● **WHAT YOU NEED TO DO**:
Reproduce the entries starting at the line that has "Identify all the" and ending after the line that has "- Text: 10: 10: [324, 140, 339, 150]". Swap every "Circle shape" for "Ellipse shape" and leave everything else unchanged.

● **THE RECORDS**:
■ ■ ■ ■

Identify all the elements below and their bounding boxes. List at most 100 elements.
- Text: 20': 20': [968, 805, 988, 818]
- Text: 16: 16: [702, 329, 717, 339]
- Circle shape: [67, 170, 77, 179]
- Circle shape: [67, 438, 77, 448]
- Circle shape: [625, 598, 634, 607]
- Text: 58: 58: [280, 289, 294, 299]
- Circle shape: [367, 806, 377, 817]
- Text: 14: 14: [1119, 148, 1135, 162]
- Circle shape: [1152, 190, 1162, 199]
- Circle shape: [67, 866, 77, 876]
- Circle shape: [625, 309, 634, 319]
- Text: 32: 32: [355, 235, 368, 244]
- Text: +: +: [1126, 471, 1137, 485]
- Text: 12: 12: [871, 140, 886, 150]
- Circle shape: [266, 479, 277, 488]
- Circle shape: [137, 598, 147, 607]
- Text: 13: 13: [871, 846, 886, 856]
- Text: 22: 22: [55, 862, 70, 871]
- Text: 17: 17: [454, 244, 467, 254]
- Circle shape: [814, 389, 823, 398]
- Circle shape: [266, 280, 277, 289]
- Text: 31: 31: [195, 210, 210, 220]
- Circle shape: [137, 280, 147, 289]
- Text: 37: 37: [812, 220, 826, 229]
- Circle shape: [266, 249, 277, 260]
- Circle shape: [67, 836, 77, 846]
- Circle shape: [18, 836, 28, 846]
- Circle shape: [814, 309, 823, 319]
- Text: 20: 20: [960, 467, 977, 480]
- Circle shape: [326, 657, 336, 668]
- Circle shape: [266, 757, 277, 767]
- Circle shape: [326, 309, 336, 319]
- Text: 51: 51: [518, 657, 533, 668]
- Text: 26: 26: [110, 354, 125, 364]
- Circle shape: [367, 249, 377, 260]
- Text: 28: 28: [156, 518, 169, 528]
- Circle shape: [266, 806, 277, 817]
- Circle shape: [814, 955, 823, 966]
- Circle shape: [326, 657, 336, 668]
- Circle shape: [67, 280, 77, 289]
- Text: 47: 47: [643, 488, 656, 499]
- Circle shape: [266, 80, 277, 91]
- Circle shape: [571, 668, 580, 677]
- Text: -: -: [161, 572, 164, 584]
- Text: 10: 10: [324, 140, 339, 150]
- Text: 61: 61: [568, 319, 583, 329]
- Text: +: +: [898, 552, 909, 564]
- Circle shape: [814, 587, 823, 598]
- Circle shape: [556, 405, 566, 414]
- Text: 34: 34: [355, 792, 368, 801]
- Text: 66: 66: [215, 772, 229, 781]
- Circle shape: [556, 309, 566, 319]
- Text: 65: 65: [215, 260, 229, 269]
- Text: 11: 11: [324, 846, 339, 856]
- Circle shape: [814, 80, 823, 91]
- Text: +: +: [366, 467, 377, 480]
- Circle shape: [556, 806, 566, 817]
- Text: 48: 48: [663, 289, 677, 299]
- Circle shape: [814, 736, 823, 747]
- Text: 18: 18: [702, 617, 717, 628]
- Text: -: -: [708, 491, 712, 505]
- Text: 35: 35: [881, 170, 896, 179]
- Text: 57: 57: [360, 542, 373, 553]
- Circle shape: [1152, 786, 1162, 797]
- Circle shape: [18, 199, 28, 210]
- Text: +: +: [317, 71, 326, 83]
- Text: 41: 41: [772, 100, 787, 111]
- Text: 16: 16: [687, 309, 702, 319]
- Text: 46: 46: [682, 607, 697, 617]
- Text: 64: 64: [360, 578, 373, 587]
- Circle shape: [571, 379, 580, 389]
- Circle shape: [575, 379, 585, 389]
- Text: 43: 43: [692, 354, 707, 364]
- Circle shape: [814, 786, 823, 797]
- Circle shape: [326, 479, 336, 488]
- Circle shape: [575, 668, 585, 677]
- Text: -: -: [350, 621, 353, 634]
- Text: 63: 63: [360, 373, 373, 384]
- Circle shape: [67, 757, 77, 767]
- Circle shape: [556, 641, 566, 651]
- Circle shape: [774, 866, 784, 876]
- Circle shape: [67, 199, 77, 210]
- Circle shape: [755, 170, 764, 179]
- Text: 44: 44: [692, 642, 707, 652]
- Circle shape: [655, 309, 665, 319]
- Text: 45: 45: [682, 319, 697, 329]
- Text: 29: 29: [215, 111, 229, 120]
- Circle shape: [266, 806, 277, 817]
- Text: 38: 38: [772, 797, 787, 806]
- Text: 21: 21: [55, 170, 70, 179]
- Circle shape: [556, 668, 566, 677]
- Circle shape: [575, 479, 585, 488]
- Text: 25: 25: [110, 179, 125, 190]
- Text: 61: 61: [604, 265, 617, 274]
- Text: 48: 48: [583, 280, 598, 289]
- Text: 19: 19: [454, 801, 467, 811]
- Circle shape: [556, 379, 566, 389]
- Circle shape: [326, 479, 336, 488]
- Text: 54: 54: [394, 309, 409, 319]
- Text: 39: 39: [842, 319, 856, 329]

■ ■ ■ ■

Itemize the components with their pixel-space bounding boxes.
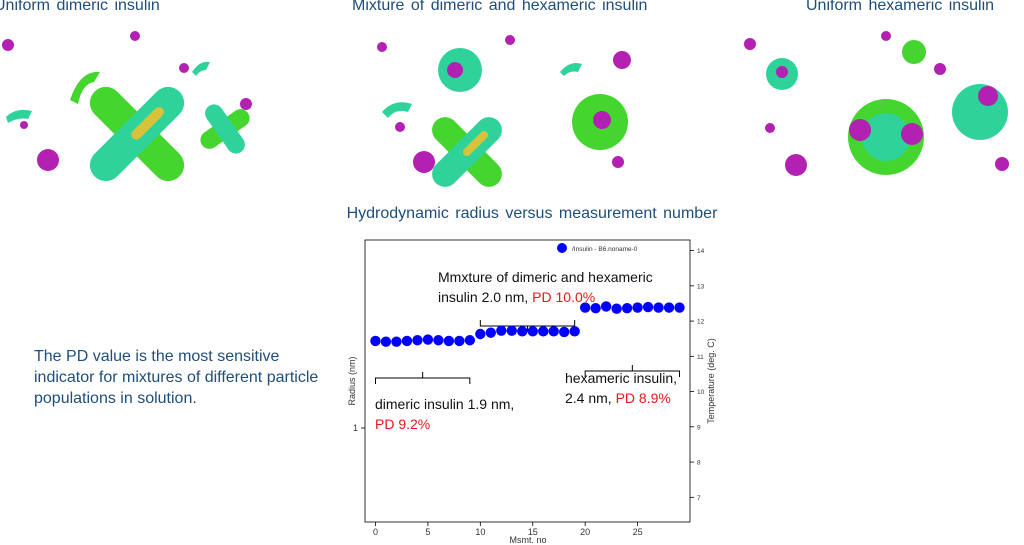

■ ■ ■ ■

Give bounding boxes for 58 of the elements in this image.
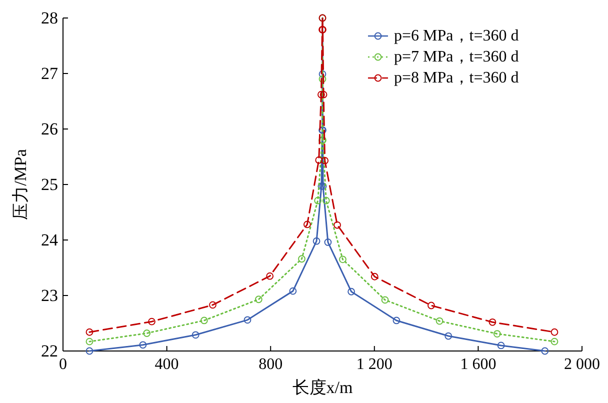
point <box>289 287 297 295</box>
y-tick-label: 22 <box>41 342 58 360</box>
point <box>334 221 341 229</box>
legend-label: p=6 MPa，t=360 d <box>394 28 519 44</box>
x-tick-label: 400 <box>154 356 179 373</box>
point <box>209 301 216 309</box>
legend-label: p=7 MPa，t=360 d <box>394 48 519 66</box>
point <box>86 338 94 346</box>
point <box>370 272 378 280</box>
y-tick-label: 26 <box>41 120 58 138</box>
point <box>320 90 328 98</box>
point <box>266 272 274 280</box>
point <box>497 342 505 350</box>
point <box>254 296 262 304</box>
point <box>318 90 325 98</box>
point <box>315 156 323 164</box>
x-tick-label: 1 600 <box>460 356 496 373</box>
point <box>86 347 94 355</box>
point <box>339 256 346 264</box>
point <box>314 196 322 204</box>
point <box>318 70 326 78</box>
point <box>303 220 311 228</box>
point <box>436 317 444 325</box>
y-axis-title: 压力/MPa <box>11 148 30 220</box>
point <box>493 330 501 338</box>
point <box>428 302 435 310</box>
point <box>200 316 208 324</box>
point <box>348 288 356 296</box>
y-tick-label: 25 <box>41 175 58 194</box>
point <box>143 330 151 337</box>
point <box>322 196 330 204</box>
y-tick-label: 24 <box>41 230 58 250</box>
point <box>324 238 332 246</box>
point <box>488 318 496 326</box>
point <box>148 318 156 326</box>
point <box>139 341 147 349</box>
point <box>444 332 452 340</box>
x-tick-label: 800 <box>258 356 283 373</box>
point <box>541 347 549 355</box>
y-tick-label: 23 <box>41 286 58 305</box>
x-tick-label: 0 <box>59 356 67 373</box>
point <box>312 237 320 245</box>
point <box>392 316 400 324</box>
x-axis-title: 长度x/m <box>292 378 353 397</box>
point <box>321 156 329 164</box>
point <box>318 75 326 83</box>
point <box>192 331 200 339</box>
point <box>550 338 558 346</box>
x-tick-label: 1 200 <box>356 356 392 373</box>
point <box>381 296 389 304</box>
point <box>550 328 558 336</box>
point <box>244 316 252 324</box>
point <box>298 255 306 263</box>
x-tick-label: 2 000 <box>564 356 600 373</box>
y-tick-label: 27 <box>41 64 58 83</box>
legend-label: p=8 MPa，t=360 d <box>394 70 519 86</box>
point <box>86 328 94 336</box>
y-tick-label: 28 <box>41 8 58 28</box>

■ ■ ■ ■

● **EXERCISE RESULT**:
Identify all the elements below and their bounding boxes. List at most 100 elements.
- Text: 20': 20': [968, 805, 988, 818]
- Text: 16: 16: [702, 329, 717, 339]
- Ellipse shape: [67, 170, 77, 179]
- Ellipse shape: [67, 438, 77, 448]
- Ellipse shape: [625, 598, 634, 607]
- Text: 58: 58: [280, 289, 294, 299]
- Ellipse shape: [367, 806, 377, 817]
- Text: 14: 14: [1119, 148, 1135, 162]
- Ellipse shape: [1152, 190, 1162, 199]
- Ellipse shape: [67, 866, 77, 876]
- Ellipse shape: [625, 309, 634, 319]
- Text: 32: 32: [355, 235, 368, 244]
- Text: +: +: [1126, 471, 1137, 485]
- Text: 12: 12: [871, 140, 886, 150]
- Ellipse shape: [266, 479, 277, 488]
- Ellipse shape: [137, 598, 147, 607]
- Text: 13: 13: [871, 846, 886, 856]
- Text: 22: 22: [55, 862, 70, 871]
- Text: 17: 17: [454, 244, 467, 254]
- Ellipse shape: [814, 389, 823, 398]
- Ellipse shape: [266, 280, 277, 289]
- Text: 31: 31: [195, 210, 210, 220]
- Ellipse shape: [137, 280, 147, 289]
- Text: 37: 37: [812, 220, 826, 229]
- Ellipse shape: [266, 249, 277, 260]
- Ellipse shape: [67, 836, 77, 846]
- Ellipse shape: [18, 836, 28, 846]
- Ellipse shape: [814, 309, 823, 319]
- Text: 20: 20: [960, 467, 977, 480]
- Ellipse shape: [326, 657, 336, 668]
- Ellipse shape: [266, 757, 277, 767]
- Ellipse shape: [326, 309, 336, 319]
- Text: 51: 51: [518, 657, 533, 668]
- Text: 26: 26: [110, 354, 125, 364]
- Ellipse shape: [367, 249, 377, 260]
- Text: 28: 28: [156, 518, 169, 528]
- Ellipse shape: [266, 806, 277, 817]
- Ellipse shape: [814, 955, 823, 966]
- Ellipse shape: [326, 657, 336, 668]
- Ellipse shape: [67, 280, 77, 289]
- Text: 47: 47: [643, 488, 656, 499]
- Ellipse shape: [266, 80, 277, 91]
- Ellipse shape: [571, 668, 580, 677]
- Text: -: -: [161, 572, 164, 584]
- Text: 10: 10: [324, 140, 339, 150]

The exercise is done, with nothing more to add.